--- GIVEN DATA ---
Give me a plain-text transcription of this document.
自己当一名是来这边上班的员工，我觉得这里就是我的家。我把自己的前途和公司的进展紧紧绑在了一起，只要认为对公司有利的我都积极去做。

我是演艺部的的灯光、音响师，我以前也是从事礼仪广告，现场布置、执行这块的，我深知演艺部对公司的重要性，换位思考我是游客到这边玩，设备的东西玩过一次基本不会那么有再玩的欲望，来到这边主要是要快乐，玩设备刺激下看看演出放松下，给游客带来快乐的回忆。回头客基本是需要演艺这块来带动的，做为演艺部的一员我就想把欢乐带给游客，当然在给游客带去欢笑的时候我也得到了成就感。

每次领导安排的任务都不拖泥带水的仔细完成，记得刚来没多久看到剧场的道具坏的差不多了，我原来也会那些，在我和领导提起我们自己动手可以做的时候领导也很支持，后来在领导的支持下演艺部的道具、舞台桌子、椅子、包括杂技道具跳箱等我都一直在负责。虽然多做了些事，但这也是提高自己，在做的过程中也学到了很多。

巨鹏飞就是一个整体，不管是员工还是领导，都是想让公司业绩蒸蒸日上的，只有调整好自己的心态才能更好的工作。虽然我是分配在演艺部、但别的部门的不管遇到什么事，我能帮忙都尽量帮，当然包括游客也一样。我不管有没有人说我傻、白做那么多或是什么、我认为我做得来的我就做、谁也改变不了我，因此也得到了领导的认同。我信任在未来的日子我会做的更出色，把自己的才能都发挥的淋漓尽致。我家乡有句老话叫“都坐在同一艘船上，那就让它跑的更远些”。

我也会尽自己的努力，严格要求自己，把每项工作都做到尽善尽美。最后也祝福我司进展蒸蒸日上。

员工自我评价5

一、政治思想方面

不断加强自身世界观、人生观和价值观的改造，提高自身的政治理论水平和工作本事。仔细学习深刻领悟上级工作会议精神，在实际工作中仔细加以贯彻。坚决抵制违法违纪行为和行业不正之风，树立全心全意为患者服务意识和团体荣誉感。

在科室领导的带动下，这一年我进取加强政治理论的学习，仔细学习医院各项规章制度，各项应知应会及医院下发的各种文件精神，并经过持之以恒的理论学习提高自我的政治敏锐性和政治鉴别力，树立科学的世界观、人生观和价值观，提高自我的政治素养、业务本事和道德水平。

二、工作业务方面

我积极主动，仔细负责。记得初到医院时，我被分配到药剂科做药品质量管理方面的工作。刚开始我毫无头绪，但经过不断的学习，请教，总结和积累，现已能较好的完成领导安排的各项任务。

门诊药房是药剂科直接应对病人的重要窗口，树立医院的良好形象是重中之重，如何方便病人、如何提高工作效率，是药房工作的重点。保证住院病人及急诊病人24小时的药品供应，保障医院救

--

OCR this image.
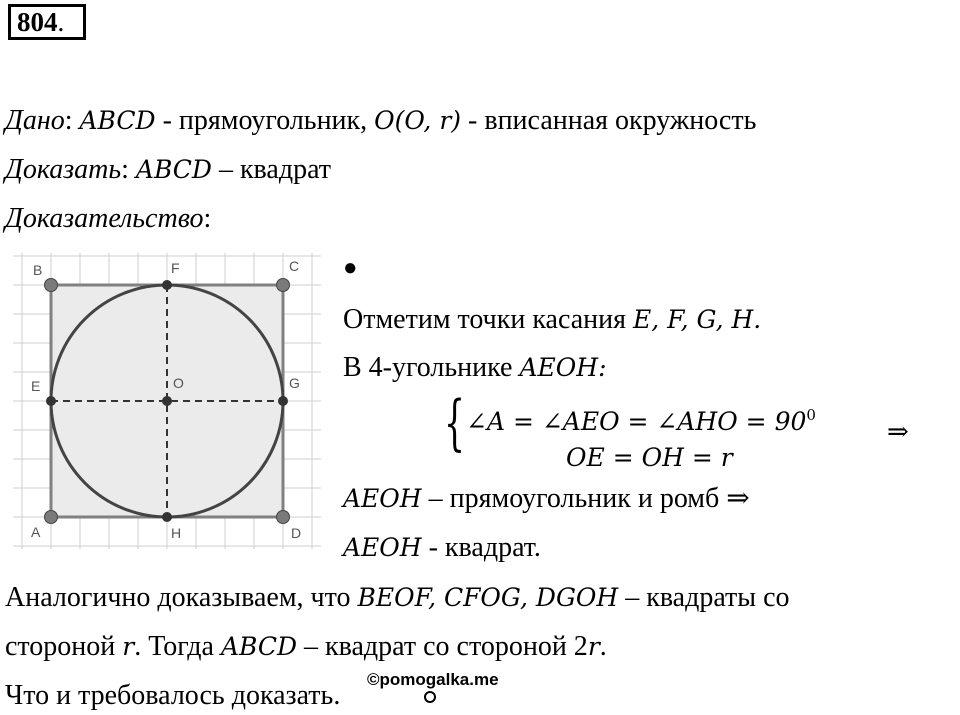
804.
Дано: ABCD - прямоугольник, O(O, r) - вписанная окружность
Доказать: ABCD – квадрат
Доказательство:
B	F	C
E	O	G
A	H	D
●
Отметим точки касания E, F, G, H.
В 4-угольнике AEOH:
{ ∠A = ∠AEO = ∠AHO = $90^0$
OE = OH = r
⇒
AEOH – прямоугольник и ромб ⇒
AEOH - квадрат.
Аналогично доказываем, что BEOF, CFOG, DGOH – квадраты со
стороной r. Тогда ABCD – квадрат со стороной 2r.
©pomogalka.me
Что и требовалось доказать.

--- YOUR TASK ---
In the records above, tally the lines where the word "this" appears, and give the number and nothing else.

--- TASK RESPONSE ---
2